— begin Information given —

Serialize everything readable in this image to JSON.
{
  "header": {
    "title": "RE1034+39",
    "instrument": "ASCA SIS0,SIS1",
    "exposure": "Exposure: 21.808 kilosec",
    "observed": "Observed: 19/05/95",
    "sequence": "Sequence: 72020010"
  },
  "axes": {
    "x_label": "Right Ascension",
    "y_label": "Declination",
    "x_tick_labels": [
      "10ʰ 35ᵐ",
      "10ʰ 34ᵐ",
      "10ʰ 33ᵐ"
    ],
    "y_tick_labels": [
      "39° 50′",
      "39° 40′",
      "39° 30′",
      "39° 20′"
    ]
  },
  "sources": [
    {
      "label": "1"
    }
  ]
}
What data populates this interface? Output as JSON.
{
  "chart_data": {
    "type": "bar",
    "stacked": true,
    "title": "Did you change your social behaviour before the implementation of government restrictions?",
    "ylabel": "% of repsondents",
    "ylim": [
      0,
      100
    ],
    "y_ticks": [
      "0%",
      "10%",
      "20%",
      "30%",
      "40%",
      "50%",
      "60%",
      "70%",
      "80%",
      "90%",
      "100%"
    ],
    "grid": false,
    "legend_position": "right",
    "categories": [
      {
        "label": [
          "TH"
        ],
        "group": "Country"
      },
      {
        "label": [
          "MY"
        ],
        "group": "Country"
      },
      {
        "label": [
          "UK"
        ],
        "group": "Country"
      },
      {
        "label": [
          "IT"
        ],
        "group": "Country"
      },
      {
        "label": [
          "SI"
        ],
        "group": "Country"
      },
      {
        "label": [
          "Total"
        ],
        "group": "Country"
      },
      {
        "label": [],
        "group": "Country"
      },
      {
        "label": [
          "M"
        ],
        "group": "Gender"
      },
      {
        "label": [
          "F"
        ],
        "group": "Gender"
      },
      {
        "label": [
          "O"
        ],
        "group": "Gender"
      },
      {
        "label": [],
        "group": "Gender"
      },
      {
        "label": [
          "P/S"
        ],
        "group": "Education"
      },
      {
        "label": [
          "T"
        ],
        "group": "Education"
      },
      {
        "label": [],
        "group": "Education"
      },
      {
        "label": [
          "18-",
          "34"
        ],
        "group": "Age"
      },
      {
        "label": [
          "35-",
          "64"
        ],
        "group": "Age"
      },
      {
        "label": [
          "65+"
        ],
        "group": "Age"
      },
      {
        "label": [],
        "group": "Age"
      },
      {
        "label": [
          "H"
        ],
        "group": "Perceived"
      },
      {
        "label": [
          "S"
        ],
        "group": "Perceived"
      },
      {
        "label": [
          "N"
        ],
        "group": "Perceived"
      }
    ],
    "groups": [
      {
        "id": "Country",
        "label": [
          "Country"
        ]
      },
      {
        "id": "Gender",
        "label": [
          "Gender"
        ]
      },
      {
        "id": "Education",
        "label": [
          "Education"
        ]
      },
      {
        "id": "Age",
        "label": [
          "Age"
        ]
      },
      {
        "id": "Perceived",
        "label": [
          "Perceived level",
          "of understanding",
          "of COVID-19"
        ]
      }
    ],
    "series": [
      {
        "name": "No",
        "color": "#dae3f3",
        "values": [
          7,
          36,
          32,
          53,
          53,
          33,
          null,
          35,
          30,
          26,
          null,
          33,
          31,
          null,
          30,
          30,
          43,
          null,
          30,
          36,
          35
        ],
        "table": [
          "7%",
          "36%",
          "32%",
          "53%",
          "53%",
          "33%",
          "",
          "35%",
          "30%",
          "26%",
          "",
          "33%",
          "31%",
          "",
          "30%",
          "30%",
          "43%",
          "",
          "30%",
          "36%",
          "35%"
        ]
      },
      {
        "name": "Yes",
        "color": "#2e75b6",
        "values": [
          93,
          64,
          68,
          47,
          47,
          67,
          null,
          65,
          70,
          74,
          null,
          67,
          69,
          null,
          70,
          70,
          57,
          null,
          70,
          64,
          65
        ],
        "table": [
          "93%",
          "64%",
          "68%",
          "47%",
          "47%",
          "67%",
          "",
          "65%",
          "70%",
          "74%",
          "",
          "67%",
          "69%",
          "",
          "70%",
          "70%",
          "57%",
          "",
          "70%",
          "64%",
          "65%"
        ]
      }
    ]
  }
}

— end Information given —

◆ Work instructions: Gather and return every line that holds the string "this".

◆ Complete answer:
Serialize everything readable in this image to JSON.
What data populates this interface? Output as JSON.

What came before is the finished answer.